Listed entries
----
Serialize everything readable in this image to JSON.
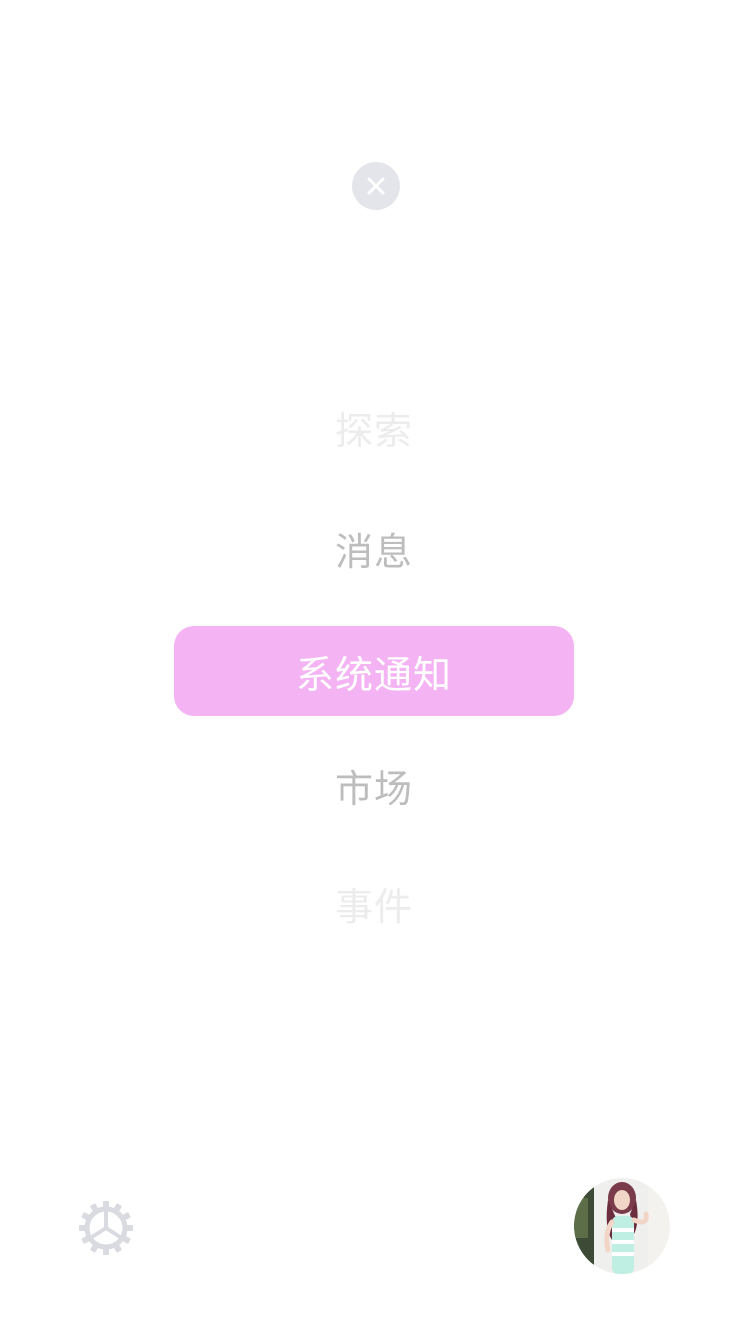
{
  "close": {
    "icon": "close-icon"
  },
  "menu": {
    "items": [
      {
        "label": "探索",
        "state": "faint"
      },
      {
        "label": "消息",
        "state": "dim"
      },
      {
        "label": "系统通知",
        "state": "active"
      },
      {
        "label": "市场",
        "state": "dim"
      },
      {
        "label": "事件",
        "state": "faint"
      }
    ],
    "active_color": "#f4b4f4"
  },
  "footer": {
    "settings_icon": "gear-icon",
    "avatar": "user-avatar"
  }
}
----
What you should do
Output the data above without changes, apart from leaving out the pictures.

Result of the exercise
Serialize everything readable in this image to JSON.
{
  "close": {
    "icon": "close-icon"
  },
  "menu": {
    "items": [
      {
        "label": "探索",
        "state": "faint"
      },
      {
        "label": "消息",
        "state": "dim"
      },
      {
        "label": "系统通知",
        "state": "active"
      },
      {
        "label": "市场",
        "state": "dim"
      },
      {
        "label": "事件",
        "state": "faint"
      }
    ],
    "active_color": "#f4b4f4"
  },
  "footer": {
    "settings_icon": "gear-icon",
    "avatar": "user-avatar"
  }
}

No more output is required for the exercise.